◆ Short task ◆
Please copy every line of the records below that holds the word "from".

[Extracted data entries]

------

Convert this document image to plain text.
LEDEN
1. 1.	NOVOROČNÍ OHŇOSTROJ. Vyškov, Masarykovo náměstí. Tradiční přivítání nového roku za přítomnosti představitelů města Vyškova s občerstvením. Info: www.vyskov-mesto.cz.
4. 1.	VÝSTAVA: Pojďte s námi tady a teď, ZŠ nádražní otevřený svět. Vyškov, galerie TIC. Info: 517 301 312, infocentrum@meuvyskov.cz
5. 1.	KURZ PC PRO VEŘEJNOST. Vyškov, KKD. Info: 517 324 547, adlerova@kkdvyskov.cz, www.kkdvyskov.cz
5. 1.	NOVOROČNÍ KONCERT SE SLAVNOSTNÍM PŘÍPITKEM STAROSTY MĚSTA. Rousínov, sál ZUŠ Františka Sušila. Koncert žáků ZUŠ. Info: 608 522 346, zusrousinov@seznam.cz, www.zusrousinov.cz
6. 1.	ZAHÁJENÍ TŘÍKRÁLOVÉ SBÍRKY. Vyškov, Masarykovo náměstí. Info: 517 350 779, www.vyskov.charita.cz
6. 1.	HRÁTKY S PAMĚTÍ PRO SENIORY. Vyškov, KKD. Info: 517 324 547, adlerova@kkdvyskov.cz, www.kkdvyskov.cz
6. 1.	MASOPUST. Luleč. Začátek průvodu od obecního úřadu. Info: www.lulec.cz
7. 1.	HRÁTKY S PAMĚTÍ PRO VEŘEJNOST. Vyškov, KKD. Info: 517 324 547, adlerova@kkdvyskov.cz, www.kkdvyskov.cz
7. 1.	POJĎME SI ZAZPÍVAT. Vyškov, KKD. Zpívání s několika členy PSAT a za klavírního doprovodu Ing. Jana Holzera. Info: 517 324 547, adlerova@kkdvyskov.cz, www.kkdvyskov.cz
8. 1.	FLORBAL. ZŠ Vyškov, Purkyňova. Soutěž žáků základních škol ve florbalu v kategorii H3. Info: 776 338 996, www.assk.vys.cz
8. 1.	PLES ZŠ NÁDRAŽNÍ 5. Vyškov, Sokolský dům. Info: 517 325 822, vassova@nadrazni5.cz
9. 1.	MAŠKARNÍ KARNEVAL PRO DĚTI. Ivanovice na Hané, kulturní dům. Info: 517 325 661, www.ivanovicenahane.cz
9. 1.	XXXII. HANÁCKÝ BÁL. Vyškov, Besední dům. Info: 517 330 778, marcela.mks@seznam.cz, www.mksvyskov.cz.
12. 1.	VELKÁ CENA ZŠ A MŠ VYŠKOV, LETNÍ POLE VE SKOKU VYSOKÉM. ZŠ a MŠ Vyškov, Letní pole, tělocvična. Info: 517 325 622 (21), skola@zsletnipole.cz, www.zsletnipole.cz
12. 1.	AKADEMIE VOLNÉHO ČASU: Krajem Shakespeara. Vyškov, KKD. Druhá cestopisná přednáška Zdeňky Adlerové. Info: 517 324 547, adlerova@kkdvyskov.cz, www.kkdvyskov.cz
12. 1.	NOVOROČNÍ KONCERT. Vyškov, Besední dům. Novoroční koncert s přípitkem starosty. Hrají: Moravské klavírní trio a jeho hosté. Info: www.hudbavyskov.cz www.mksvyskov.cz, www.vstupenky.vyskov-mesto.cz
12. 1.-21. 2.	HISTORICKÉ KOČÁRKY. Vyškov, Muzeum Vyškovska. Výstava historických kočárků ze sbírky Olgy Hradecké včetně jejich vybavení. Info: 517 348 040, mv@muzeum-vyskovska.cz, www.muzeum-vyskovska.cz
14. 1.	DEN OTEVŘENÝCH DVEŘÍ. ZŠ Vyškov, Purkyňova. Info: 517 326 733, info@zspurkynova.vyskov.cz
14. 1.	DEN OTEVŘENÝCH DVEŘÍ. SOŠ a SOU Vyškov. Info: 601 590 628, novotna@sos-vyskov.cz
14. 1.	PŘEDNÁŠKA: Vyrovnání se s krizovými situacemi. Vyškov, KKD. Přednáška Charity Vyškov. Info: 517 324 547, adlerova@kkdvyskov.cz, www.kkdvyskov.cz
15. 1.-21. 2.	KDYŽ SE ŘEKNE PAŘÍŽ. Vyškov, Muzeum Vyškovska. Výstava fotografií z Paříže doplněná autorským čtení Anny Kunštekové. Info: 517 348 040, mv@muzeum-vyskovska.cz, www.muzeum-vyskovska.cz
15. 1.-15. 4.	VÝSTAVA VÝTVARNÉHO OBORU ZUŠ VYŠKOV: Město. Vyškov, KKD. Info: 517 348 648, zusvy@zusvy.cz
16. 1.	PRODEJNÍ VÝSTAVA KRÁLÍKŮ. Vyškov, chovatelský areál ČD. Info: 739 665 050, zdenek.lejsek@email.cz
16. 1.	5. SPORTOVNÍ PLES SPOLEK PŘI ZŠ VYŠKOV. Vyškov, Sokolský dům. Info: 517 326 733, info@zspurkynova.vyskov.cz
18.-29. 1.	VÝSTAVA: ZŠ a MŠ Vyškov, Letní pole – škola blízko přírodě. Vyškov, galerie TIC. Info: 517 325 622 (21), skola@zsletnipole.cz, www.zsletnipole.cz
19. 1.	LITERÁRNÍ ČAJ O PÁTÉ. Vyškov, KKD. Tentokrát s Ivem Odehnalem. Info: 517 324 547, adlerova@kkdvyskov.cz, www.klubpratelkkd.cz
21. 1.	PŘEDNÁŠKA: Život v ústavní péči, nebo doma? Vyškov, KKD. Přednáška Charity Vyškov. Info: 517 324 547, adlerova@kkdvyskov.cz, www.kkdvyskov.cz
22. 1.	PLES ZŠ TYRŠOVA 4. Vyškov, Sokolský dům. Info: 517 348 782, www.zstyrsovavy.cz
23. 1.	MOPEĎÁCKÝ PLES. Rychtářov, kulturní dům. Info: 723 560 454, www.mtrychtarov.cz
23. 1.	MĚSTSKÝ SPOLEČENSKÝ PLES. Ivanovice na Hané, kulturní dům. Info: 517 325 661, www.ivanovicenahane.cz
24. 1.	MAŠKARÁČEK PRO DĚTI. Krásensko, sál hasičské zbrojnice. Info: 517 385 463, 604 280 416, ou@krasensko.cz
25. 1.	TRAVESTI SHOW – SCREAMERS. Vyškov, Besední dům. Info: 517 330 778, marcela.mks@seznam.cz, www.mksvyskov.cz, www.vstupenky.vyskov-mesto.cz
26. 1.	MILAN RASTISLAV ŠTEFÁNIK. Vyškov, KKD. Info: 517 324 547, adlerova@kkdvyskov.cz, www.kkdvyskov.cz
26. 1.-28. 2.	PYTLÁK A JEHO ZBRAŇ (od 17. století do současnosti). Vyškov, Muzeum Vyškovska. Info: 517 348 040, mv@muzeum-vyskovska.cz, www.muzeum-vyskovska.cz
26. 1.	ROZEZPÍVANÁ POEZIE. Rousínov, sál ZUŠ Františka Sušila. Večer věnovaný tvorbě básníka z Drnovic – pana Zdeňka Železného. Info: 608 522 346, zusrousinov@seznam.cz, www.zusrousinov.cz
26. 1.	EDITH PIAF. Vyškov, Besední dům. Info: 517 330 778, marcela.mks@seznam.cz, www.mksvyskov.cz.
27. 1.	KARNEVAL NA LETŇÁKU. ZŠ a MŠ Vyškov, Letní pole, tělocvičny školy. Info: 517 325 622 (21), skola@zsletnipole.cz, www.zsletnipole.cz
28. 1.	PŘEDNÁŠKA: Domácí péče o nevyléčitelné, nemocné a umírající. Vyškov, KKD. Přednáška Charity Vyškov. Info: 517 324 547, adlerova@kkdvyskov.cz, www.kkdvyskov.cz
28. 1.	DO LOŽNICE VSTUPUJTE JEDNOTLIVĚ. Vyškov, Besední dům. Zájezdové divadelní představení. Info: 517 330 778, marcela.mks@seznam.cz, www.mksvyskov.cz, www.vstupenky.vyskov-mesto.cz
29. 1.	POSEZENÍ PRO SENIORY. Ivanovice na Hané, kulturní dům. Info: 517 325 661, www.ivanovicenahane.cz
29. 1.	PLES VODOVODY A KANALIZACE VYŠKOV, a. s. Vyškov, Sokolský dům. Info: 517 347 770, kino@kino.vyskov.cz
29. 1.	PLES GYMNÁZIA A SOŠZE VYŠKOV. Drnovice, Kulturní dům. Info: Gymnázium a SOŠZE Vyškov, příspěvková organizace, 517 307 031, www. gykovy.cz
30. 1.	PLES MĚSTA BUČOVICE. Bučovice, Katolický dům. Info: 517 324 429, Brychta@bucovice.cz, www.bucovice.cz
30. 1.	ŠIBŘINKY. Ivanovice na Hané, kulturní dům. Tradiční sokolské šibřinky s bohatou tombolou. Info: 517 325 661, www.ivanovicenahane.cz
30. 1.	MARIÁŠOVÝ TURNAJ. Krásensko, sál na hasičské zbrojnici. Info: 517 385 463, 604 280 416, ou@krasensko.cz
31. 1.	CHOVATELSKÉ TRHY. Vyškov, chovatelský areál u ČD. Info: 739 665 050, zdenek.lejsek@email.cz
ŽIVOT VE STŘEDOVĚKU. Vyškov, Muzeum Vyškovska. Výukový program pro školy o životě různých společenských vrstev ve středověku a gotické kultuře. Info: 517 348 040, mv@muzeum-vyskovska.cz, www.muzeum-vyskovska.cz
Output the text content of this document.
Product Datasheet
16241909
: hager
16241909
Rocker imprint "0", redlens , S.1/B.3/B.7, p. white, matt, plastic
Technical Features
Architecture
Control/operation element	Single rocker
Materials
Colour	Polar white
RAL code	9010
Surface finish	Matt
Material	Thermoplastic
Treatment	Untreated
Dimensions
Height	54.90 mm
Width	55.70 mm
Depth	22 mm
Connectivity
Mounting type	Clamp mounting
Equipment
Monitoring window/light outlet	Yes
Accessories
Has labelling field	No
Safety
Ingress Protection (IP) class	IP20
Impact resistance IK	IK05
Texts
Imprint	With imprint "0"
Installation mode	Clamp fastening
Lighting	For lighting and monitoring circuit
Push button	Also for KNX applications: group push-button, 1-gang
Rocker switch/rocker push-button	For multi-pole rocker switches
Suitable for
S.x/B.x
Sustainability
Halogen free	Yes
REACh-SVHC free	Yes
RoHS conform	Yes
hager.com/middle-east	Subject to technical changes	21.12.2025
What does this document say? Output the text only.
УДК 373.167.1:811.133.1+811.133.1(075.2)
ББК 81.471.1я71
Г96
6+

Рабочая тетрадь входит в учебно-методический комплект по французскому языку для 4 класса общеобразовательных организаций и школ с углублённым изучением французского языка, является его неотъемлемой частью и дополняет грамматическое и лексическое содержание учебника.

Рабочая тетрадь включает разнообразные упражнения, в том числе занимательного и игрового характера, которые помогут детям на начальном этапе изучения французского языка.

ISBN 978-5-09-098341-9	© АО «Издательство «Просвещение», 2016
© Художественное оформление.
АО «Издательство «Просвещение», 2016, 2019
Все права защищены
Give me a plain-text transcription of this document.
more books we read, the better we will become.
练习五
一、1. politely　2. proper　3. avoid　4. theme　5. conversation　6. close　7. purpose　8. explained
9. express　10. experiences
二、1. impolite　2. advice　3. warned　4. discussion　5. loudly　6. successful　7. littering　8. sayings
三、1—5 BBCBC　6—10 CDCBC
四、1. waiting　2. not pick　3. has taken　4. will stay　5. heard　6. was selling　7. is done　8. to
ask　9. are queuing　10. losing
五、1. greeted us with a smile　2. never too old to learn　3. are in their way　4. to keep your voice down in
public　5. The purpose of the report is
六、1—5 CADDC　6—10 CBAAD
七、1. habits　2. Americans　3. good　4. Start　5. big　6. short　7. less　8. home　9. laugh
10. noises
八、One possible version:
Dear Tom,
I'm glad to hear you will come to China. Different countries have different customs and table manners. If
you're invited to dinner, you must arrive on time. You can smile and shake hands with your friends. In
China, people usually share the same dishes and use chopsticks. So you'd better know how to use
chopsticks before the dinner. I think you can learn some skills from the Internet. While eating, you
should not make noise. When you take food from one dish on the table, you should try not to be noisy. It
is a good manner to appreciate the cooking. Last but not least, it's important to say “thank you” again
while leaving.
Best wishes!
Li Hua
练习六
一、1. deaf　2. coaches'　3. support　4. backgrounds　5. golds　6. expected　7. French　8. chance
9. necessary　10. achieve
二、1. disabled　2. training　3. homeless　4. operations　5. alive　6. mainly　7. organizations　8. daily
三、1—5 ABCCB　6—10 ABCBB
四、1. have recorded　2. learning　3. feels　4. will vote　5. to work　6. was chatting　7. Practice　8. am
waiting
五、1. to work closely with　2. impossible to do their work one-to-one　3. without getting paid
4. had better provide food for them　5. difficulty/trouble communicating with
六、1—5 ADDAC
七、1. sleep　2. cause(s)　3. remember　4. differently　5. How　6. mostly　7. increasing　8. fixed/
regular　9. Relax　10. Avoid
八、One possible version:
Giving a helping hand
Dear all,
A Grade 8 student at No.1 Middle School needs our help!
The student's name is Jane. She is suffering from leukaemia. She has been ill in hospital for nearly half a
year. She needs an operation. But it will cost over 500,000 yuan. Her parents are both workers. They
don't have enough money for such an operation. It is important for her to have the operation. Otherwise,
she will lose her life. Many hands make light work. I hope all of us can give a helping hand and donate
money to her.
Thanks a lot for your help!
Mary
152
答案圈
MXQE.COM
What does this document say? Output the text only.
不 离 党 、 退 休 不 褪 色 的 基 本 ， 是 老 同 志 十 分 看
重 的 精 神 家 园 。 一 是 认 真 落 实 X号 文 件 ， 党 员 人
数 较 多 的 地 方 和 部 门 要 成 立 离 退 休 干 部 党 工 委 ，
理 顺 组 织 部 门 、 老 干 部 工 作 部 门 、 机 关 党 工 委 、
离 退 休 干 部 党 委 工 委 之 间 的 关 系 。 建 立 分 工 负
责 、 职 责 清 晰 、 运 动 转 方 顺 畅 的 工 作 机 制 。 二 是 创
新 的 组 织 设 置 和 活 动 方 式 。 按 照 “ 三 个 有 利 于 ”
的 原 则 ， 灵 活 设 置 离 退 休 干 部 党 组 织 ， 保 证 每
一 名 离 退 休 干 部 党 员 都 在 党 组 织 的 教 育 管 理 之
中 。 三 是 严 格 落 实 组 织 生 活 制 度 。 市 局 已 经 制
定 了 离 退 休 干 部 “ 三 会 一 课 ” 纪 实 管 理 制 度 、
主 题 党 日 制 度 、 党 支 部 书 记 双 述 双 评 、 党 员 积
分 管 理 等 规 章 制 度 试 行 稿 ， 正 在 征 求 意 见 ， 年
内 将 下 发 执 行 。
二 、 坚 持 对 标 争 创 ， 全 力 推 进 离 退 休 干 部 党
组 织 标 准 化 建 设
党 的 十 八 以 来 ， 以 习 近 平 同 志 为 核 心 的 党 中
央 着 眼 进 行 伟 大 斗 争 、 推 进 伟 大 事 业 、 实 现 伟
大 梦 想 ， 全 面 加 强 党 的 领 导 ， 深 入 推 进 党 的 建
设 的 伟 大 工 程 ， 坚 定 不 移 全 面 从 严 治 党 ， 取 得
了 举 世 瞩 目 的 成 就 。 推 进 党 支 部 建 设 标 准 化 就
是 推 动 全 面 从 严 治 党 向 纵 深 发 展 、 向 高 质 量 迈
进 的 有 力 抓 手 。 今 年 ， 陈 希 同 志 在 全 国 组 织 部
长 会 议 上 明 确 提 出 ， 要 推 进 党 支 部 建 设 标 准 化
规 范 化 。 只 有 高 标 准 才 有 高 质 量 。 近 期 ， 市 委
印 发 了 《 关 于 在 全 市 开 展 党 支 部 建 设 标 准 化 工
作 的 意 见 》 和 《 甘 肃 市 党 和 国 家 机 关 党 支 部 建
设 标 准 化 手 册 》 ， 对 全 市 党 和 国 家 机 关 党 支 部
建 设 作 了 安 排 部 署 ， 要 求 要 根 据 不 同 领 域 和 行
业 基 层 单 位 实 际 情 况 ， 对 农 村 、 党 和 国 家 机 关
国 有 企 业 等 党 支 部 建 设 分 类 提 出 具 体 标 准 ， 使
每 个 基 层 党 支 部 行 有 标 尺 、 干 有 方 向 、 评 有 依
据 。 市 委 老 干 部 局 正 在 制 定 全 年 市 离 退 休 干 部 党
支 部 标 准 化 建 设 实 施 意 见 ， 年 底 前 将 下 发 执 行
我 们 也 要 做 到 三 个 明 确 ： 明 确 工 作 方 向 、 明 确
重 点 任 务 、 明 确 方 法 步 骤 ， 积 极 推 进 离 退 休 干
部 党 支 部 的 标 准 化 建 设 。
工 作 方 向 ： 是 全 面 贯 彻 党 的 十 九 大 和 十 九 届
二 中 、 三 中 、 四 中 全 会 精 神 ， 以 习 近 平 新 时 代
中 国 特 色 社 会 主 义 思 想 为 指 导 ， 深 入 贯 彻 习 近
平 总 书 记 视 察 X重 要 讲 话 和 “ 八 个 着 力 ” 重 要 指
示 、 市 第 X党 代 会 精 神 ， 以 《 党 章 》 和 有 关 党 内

------

◆ The result ◆
chopsticks before the dinner. I think you can learn some skills from the Internet. While eating, you
should not make noise. When you take food from one dish on the table, you should try not to be noisy. It
The student's name is Jane. She is suffering from leukaemia. She has been ill in hospital for nearly half a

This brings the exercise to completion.